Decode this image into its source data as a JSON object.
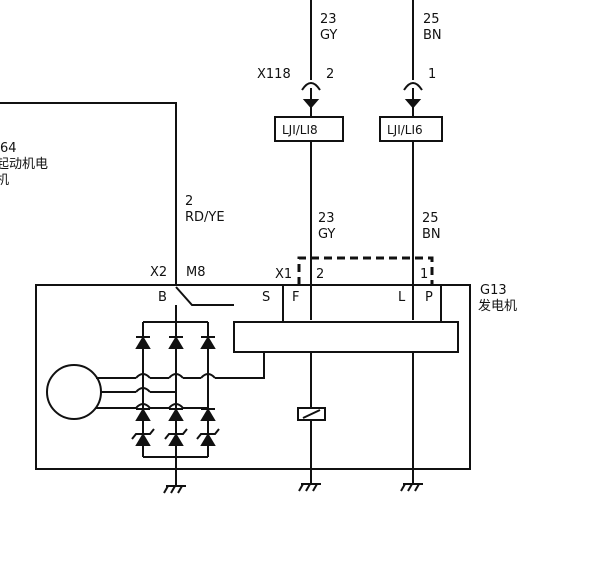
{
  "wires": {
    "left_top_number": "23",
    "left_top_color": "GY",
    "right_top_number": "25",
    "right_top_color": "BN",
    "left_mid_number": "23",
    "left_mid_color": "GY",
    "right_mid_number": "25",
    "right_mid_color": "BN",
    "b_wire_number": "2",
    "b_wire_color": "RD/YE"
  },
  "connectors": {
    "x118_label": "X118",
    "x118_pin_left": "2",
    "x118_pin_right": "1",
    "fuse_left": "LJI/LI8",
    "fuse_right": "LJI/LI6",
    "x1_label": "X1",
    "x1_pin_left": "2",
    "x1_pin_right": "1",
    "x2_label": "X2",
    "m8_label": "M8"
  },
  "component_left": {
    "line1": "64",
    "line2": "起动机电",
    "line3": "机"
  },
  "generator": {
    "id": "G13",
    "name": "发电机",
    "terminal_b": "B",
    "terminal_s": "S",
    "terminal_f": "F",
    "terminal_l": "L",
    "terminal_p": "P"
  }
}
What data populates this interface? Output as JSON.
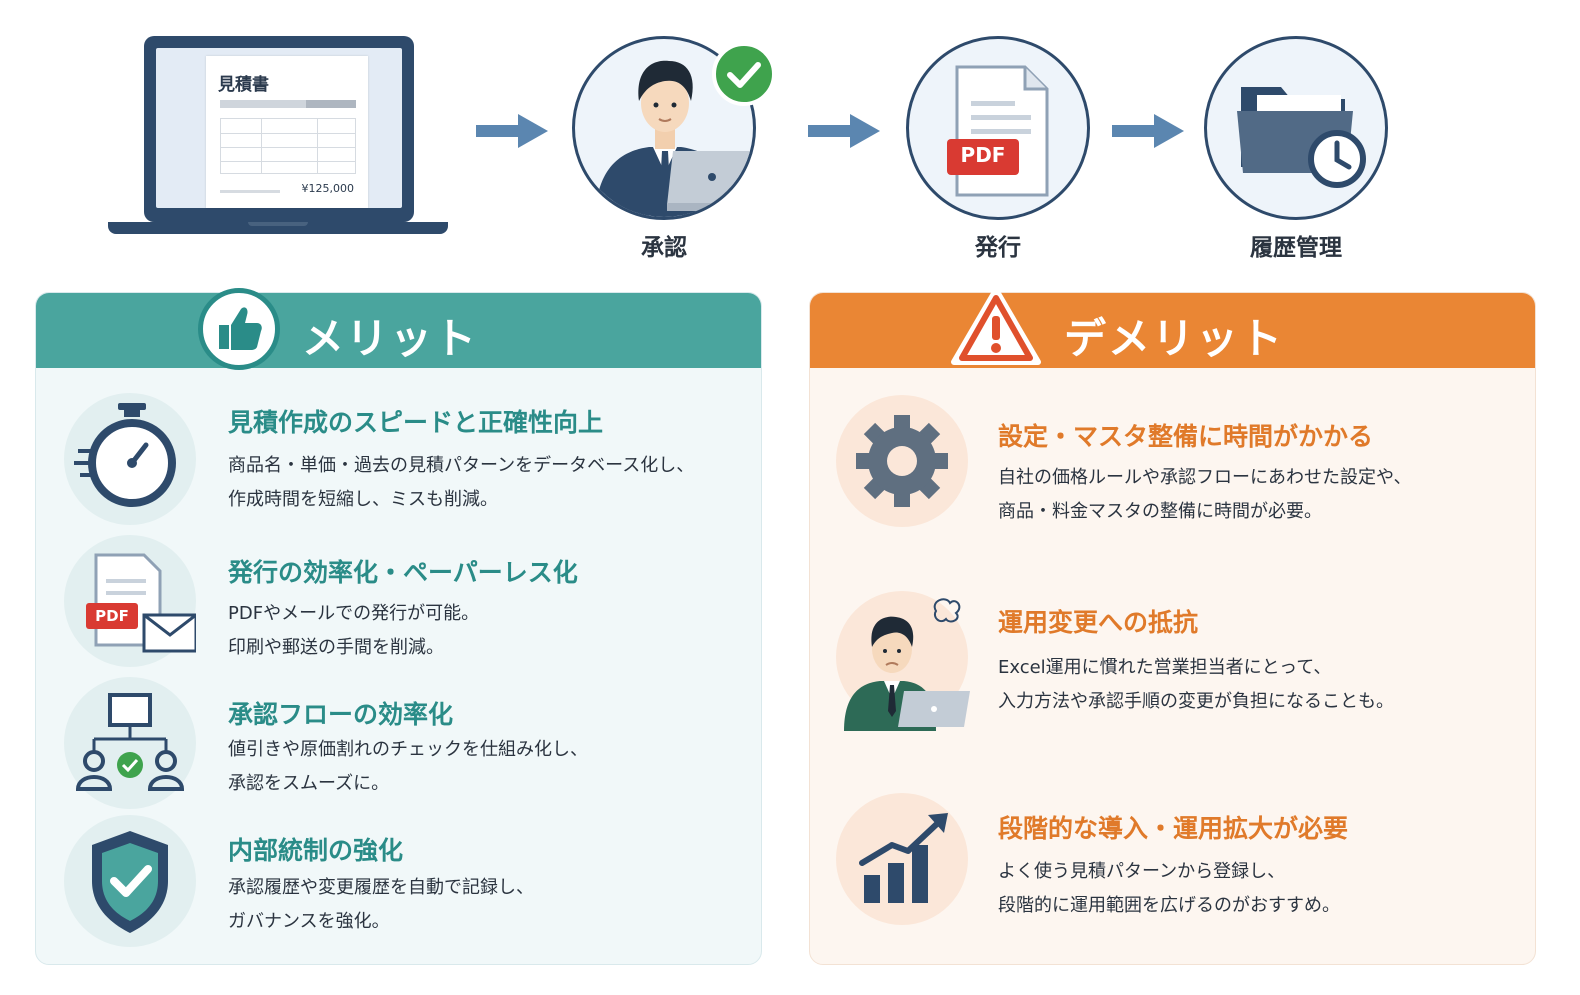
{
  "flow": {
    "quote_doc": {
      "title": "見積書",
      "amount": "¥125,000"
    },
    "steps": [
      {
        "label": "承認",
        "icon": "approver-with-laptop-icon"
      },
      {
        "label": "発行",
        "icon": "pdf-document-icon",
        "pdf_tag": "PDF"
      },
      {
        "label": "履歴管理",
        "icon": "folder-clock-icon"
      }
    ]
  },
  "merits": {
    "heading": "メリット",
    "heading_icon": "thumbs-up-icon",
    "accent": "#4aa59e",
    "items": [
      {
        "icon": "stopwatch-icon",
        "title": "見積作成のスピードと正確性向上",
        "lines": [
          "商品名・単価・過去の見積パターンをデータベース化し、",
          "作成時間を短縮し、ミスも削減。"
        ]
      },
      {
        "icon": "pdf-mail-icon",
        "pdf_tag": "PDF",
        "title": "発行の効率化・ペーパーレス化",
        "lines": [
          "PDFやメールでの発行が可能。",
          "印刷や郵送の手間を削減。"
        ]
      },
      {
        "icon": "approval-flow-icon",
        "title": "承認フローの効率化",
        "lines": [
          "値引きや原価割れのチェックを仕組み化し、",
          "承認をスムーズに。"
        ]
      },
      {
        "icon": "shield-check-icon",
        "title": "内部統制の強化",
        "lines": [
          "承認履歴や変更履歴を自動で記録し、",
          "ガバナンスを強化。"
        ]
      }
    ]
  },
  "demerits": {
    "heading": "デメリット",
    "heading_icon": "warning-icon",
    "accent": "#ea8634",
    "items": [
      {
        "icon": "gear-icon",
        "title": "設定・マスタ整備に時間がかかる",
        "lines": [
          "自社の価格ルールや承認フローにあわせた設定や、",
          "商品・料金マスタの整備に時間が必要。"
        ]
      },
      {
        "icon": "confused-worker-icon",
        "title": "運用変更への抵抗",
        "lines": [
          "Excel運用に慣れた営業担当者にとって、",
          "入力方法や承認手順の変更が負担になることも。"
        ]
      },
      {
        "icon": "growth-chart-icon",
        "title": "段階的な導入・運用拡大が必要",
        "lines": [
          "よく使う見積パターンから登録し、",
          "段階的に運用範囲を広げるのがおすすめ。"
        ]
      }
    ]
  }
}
☆ ☆ ☆ ☆ ☆
* _Prompt_
Print the listing above in full, exactly as written. Omit any pictures.

* _Result for this task_
Decode this image into its source data as a JSON object.
{
  "wires": {
    "left_top_number": "23",
    "left_top_color": "GY",
    "right_top_number": "25",
    "right_top_color": "BN",
    "left_mid_number": "23",
    "left_mid_color": "GY",
    "right_mid_number": "25",
    "right_mid_color": "BN",
    "b_wire_number": "2",
    "b_wire_color": "RD/YE"
  },
  "connectors": {
    "x118_label": "X118",
    "x118_pin_left": "2",
    "x118_pin_right": "1",
    "fuse_left": "LJI/LI8",
    "fuse_right": "LJI/LI6",
    "x1_label": "X1",
    "x1_pin_left": "2",
    "x1_pin_right": "1",
    "x2_label": "X2",
    "m8_label": "M8"
  },
  "component_left": {
    "line1": "64",
    "line2": "起动机电",
    "line3": "机"
  },
  "generator": {
    "id": "G13",
    "name": "发电机",
    "terminal_b": "B",
    "terminal_s": "S",
    "terminal_f": "F",
    "terminal_l": "L",
    "terminal_p": "P"
  }
}
What data populates this interface? Output as JSON.
{
  "flow": {
    "quote_doc": {
      "title": "見積書",
      "amount": "¥125,000"
    },
    "steps": [
      {
        "label": "承認",
        "icon": "approver-with-laptop-icon"
      },
      {
        "label": "発行",
        "icon": "pdf-document-icon",
        "pdf_tag": "PDF"
      },
      {
        "label": "履歴管理",
        "icon": "folder-clock-icon"
      }
    ]
  },
  "merits": {
    "heading": "メリット",
    "heading_icon": "thumbs-up-icon",
    "accent": "#4aa59e",
    "items": [
      {
        "icon": "stopwatch-icon",
        "title": "見積作成のスピードと正確性向上",
        "lines": [
          "商品名・単価・過去の見積パターンをデータベース化し、",
          "作成時間を短縮し、ミスも削減。"
        ]
      },
      {
        "icon": "pdf-mail-icon",
        "pdf_tag": "PDF",
        "title": "発行の効率化・ペーパーレス化",
        "lines": [
          "PDFやメールでの発行が可能。",
          "印刷や郵送の手間を削減。"
        ]
      },
      {
        "icon": "approval-flow-icon",
        "title": "承認フローの効率化",
        "lines": [
          "値引きや原価割れのチェックを仕組み化し、",
          "承認をスムーズに。"
        ]
      },
      {
        "icon": "shield-check-icon",
        "title": "内部統制の強化",
        "lines": [
          "承認履歴や変更履歴を自動で記録し、",
          "ガバナンスを強化。"
        ]
      }
    ]
  },
  "demerits": {
    "heading": "デメリット",
    "heading_icon": "warning-icon",
    "accent": "#ea8634",
    "items": [
      {
        "icon": "gear-icon",
        "title": "設定・マスタ整備に時間がかかる",
        "lines": [
          "自社の価格ルールや承認フローにあわせた設定や、",
          "商品・料金マスタの整備に時間が必要。"
        ]
      },
      {
        "icon": "confused-worker-icon",
        "title": "運用変更への抵抗",
        "lines": [
          "Excel運用に慣れた営業担当者にとって、",
          "入力方法や承認手順の変更が負担になることも。"
        ]
      },
      {
        "icon": "growth-chart-icon",
        "title": "段階的な導入・運用拡大が必要",
        "lines": [
          "よく使う見積パターンから登録し、",
          "段階的に運用範囲を広げるのがおすすめ。"
        ]
      }
    ]
  }
}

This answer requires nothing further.